- [Provided data]
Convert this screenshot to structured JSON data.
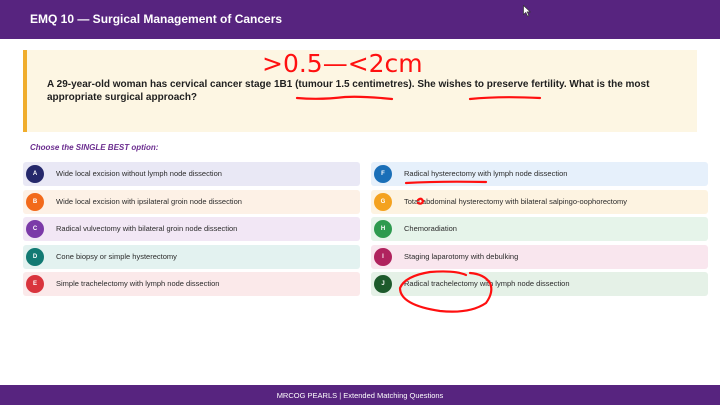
{
  "header": {
    "title": "EMQ 10 — Surgical Management of Cancers"
  },
  "question": {
    "text": "A 29-year-old woman has cervical cancer stage 1B1 (tumour 1.5 centimetres). She wishes to preserve fertility. What is the most appropriate surgical approach?"
  },
  "instruction": "Choose the SINGLE BEST option:",
  "options_left": [
    {
      "letter": "A",
      "label": "Wide local excision without lymph node dissection",
      "badge_color": "#25286b",
      "bg_color": "#e9e8f5"
    },
    {
      "letter": "B",
      "label": "Wide local excision with ipsilateral groin node dissection",
      "badge_color": "#f26a1b",
      "bg_color": "#fdf1e6"
    },
    {
      "letter": "C",
      "label": "Radical vulvectomy with bilateral groin node dissection",
      "badge_color": "#7b3aa8",
      "bg_color": "#f2e7f5"
    },
    {
      "letter": "D",
      "label": "Cone biopsy or simple hysterectomy",
      "badge_color": "#127a73",
      "bg_color": "#e3f2f0"
    },
    {
      "letter": "E",
      "label": "Simple trachelectomy with lymph node dissection",
      "badge_color": "#d9343d",
      "bg_color": "#fbe9ea"
    }
  ],
  "options_right": [
    {
      "letter": "F",
      "label": "Radical hysterectomy with lymph node dissection",
      "badge_color": "#1a6fb8",
      "bg_color": "#e6f0fb"
    },
    {
      "letter": "G",
      "label": "Total abdominal hysterectomy with bilateral salpingo-oophorectomy",
      "badge_color": "#f4a21f",
      "bg_color": "#fdf3e1"
    },
    {
      "letter": "H",
      "label": "Chemoradiation",
      "badge_color": "#2e9a4f",
      "bg_color": "#e6f4ea"
    },
    {
      "letter": "I",
      "label": "Staging laparotomy with debulking",
      "badge_color": "#b0235e",
      "bg_color": "#f9e6ee"
    },
    {
      "letter": "J",
      "label": "Radical trachelectomy with lymph node dissection",
      "badge_color": "#1d5a2c",
      "bg_color": "#e5f1e7"
    }
  ],
  "annotation": {
    "text": ">0.5—<2cm",
    "color": "#ff1010"
  },
  "footer": {
    "text": "MRCOG PEARLS  |  Extended Matching Questions"
  }
}
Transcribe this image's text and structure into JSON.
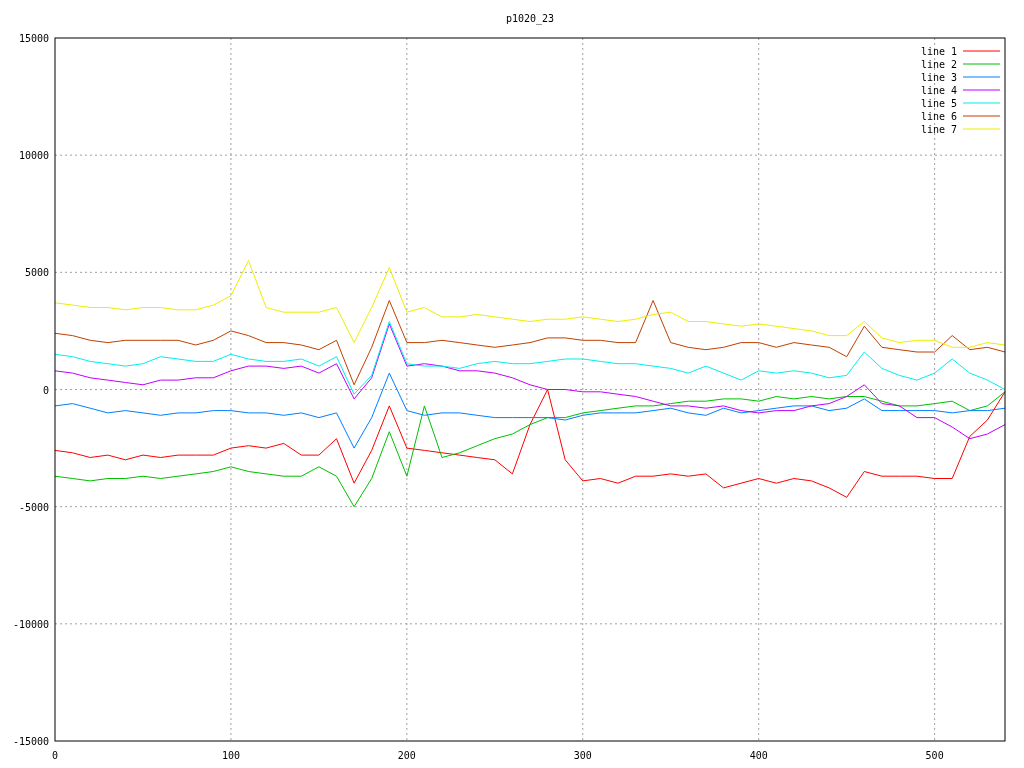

- [What you are asked to do]
Say how many lines in the records hold "bilateral", with the number as the whole reply.

- [The result]
2